— Problem statement —
Copy out every line that contains the word "name".

━━━ Provided material ━━━

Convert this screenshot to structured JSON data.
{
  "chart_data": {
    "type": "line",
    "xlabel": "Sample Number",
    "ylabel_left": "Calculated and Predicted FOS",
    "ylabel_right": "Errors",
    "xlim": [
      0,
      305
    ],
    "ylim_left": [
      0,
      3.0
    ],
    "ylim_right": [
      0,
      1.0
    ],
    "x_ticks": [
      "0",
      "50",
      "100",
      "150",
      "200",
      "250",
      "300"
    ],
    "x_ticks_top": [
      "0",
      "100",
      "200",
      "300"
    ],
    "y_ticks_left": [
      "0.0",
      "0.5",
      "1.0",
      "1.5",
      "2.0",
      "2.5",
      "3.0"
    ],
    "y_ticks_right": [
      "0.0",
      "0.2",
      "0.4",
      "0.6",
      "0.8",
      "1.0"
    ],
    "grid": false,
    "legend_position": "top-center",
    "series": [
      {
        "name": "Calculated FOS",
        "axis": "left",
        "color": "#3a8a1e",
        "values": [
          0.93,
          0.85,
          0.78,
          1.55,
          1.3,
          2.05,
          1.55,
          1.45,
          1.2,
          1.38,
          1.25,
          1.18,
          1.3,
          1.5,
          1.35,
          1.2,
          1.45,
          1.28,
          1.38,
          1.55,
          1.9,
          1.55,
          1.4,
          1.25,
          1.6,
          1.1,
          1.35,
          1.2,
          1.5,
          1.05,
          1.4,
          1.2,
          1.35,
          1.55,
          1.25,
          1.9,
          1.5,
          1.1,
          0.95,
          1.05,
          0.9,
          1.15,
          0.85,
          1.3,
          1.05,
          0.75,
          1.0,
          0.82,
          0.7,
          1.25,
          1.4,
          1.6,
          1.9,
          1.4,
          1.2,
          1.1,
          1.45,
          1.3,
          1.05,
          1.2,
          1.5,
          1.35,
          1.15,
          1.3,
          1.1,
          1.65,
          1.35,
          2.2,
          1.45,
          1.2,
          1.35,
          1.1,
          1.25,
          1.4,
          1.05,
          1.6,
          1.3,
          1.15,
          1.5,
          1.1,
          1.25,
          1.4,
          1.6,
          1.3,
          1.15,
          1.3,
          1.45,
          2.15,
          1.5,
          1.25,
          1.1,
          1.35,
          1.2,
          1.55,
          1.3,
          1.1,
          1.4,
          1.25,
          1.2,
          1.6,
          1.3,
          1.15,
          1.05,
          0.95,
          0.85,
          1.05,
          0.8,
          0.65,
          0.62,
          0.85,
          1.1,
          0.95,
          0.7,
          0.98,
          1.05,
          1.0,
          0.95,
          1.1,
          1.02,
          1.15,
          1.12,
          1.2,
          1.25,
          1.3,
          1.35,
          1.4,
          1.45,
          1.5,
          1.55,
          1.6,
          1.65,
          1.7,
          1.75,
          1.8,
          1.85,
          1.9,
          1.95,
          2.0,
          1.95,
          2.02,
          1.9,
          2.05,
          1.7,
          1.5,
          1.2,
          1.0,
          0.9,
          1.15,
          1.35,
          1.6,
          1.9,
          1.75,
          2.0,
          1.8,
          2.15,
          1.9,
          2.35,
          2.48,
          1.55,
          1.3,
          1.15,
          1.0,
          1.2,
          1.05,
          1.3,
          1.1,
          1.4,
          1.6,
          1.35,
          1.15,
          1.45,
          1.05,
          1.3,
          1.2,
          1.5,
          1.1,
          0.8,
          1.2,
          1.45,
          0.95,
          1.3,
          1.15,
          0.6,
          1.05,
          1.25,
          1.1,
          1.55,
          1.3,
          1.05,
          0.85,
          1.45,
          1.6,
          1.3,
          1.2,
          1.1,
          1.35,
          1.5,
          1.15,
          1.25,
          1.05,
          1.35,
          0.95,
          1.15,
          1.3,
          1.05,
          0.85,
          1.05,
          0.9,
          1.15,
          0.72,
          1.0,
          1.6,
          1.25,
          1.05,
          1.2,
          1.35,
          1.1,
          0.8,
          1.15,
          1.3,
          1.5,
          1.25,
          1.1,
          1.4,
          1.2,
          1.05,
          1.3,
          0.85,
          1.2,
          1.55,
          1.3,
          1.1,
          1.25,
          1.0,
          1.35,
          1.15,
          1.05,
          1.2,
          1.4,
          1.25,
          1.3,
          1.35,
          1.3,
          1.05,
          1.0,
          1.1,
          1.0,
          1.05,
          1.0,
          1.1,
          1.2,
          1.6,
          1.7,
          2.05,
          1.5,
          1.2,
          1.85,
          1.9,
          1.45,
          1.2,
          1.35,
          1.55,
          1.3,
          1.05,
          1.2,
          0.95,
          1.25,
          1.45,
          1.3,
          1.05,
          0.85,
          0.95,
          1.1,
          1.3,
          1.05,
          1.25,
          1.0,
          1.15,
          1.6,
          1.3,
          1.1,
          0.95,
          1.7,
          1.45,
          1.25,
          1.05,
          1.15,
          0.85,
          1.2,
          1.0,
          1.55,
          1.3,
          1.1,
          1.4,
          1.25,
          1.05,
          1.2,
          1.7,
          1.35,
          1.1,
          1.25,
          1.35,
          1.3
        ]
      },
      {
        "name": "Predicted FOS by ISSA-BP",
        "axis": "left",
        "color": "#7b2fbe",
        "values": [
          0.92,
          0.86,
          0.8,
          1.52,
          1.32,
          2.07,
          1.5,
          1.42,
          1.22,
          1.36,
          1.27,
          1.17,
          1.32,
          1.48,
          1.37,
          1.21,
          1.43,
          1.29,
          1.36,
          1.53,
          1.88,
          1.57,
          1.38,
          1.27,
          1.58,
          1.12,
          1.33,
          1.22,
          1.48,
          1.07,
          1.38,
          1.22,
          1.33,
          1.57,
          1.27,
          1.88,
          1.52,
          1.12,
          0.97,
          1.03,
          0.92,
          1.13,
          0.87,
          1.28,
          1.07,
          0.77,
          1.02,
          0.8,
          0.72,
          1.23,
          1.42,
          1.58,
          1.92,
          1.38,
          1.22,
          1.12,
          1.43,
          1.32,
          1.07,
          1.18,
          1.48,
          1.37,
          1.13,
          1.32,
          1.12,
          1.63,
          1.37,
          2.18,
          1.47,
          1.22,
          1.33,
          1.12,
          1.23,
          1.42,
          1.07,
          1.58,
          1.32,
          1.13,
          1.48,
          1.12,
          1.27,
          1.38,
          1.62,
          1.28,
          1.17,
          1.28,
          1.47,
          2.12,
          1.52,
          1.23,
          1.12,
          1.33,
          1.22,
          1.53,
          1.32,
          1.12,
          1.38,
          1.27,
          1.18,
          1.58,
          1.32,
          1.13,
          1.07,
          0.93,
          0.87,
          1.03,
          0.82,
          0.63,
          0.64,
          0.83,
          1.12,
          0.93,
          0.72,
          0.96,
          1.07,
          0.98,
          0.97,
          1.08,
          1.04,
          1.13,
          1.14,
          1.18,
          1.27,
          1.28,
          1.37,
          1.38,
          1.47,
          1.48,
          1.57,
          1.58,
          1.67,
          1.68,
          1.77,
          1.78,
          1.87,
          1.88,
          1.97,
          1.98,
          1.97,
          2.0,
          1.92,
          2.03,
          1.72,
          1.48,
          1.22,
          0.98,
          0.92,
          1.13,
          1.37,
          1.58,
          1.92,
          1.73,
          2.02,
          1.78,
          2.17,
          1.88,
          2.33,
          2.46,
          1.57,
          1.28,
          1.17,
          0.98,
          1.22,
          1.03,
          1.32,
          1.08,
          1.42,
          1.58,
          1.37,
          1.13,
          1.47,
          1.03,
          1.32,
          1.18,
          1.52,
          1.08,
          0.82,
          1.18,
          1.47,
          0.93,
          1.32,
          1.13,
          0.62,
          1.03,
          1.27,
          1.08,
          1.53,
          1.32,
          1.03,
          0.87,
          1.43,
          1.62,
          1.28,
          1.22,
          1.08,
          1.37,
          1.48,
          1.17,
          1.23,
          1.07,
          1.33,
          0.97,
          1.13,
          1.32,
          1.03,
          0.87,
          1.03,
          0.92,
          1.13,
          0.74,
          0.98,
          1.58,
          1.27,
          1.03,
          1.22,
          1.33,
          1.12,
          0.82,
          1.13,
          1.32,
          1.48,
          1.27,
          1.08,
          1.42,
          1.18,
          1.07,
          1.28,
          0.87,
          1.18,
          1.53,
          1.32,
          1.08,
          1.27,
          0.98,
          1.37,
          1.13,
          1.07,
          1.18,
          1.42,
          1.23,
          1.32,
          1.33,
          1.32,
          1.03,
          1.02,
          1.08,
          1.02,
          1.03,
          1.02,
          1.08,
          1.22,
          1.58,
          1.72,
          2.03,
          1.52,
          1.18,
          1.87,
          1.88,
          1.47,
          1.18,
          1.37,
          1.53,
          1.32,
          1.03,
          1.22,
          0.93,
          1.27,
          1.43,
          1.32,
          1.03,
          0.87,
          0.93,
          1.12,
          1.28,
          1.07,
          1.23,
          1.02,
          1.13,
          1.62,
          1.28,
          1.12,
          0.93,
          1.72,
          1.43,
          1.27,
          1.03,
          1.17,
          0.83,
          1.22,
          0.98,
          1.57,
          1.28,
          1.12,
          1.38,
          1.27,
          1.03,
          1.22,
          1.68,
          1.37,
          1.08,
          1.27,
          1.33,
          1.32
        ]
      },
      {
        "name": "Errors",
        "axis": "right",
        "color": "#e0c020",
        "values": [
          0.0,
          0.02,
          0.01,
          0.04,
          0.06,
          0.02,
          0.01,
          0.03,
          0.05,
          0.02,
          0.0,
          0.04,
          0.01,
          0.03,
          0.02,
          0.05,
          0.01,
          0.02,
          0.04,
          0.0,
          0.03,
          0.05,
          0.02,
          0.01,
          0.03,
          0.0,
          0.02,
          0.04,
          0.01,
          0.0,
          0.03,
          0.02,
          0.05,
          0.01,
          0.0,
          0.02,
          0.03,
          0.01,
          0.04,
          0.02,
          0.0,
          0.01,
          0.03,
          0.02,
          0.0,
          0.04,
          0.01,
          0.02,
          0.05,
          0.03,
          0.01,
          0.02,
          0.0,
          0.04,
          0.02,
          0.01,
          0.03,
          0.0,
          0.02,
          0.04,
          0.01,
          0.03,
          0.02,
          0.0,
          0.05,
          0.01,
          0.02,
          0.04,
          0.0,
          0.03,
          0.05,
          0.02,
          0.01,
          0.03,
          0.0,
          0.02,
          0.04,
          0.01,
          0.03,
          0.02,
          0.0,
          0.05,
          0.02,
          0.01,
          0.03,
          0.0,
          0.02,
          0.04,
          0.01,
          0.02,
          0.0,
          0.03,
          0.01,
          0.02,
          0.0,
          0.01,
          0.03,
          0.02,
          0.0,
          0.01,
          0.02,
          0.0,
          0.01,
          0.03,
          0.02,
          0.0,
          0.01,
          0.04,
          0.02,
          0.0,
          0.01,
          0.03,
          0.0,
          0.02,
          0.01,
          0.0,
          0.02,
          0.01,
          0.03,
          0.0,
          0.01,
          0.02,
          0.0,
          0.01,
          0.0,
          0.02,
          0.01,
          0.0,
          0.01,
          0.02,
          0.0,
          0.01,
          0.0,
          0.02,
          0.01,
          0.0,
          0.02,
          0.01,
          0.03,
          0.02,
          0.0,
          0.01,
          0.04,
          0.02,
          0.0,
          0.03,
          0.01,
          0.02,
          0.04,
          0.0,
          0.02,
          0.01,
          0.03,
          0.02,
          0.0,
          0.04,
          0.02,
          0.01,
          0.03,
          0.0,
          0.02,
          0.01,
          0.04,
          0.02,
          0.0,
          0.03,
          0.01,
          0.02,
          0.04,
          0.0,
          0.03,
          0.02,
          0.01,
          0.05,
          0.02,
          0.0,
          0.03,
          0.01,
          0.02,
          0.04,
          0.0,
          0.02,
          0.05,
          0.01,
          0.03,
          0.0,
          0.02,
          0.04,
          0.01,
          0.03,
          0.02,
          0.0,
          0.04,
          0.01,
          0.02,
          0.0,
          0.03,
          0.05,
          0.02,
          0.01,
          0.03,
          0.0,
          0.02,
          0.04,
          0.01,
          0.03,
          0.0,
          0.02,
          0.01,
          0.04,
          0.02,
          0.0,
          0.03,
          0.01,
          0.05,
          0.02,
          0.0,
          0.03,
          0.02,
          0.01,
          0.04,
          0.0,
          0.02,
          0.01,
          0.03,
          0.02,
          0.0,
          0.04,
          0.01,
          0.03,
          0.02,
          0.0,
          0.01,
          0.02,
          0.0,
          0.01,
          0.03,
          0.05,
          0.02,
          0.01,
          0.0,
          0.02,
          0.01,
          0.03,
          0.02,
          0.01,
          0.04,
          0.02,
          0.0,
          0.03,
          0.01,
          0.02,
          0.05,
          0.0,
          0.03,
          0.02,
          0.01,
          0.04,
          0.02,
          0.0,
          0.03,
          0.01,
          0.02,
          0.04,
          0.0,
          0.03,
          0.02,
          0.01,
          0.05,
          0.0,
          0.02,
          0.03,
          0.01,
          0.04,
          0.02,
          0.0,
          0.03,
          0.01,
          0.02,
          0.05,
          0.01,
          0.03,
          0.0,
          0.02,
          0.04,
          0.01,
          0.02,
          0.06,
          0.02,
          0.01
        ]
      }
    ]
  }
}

━━━

— Exercise response —
        "name": "Calculated FOS",
        "name": "Predicted FOS by ISSA-BP",
        "name": "Errors",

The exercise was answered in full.